Job -> Copy out, from the entries below, each line holding the string "name".

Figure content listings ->
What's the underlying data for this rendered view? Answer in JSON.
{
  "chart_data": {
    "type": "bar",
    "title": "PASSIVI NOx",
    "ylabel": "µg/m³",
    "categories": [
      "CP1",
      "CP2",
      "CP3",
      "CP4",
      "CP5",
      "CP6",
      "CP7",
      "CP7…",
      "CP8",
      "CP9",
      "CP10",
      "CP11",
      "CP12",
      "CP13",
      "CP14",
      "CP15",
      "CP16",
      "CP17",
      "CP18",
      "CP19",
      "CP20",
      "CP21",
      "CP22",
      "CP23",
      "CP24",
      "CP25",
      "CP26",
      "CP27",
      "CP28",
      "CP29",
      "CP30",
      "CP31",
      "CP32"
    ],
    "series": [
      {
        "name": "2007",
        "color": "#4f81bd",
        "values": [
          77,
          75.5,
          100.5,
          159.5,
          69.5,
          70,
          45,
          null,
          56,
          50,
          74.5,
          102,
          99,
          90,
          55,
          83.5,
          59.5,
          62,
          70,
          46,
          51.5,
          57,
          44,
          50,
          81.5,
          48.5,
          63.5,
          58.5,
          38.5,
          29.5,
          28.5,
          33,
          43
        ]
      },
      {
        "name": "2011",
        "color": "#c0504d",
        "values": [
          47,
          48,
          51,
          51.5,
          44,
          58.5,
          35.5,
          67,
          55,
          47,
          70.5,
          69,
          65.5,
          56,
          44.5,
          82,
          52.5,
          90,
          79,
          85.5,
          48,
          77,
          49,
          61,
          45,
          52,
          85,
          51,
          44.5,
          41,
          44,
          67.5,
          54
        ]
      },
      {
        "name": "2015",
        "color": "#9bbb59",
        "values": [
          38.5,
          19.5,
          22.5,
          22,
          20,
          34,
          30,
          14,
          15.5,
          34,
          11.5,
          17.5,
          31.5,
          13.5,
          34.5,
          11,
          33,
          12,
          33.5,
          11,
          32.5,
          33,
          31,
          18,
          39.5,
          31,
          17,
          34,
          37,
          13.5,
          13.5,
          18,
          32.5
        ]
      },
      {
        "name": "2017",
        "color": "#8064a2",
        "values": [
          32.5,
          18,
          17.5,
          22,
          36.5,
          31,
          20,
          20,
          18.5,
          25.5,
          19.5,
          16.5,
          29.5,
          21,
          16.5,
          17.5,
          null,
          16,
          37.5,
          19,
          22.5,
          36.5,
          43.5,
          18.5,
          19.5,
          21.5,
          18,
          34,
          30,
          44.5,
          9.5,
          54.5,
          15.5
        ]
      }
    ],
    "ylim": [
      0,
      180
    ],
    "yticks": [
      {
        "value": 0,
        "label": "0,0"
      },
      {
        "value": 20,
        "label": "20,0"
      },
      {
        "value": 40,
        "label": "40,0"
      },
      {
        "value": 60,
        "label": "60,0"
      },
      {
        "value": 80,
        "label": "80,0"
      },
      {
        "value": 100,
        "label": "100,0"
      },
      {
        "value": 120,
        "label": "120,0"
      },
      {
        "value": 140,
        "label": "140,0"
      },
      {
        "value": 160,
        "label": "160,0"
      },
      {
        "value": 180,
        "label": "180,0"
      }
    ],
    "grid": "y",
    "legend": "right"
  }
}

Solution ->
        "name": "2007",
        "name": "2011",
        "name": "2015",
        "name": "2017",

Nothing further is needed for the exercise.